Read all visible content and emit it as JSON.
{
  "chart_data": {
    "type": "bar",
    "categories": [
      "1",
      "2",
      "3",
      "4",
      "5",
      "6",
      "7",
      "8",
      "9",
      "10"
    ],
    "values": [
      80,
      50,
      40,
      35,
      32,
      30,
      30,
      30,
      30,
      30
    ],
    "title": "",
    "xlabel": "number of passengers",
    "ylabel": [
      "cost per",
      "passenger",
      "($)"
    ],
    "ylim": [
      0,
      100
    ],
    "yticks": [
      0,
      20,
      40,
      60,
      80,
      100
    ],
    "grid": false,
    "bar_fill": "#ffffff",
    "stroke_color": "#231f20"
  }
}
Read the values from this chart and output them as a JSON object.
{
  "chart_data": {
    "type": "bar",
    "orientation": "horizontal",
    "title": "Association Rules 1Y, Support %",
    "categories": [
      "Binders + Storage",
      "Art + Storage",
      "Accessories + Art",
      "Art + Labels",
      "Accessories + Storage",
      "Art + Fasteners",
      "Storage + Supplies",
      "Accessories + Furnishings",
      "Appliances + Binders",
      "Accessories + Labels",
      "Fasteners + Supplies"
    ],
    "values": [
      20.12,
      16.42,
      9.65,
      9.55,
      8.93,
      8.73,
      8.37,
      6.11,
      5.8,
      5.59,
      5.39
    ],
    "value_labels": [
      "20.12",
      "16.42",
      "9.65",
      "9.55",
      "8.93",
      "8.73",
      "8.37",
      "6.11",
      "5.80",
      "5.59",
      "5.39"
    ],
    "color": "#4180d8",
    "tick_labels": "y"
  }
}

○ ○ ○ ○ ○

• _TASK DETAILS_
Each line from the one with "Read the values" through the last line of the records must be written out word for word. Include nothing else.

• _ANSWER TO THE PROBLEM_
Read the values from this chart and output them as a JSON object.
{
  "chart_data": {
    "type": "bar",
    "orientation": "horizontal",
    "title": "Association Rules 1Y, Support %",
    "categories": [
      "Binders + Storage",
      "Art + Storage",
      "Accessories + Art",
      "Art + Labels",
      "Accessories + Storage",
      "Art + Fasteners",
      "Storage + Supplies",
      "Accessories + Furnishings",
      "Appliances + Binders",
      "Accessories + Labels",
      "Fasteners + Supplies"
    ],
    "values": [
      20.12,
      16.42,
      9.65,
      9.55,
      8.93,
      8.73,
      8.37,
      6.11,
      5.8,
      5.59,
      5.39
    ],
    "value_labels": [
      "20.12",
      "16.42",
      "9.65",
      "9.55",
      "8.93",
      "8.73",
      "8.37",
      "6.11",
      "5.80",
      "5.59",
      "5.39"
    ],
    "color": "#4180d8",
    "tick_labels": "y"
  }
}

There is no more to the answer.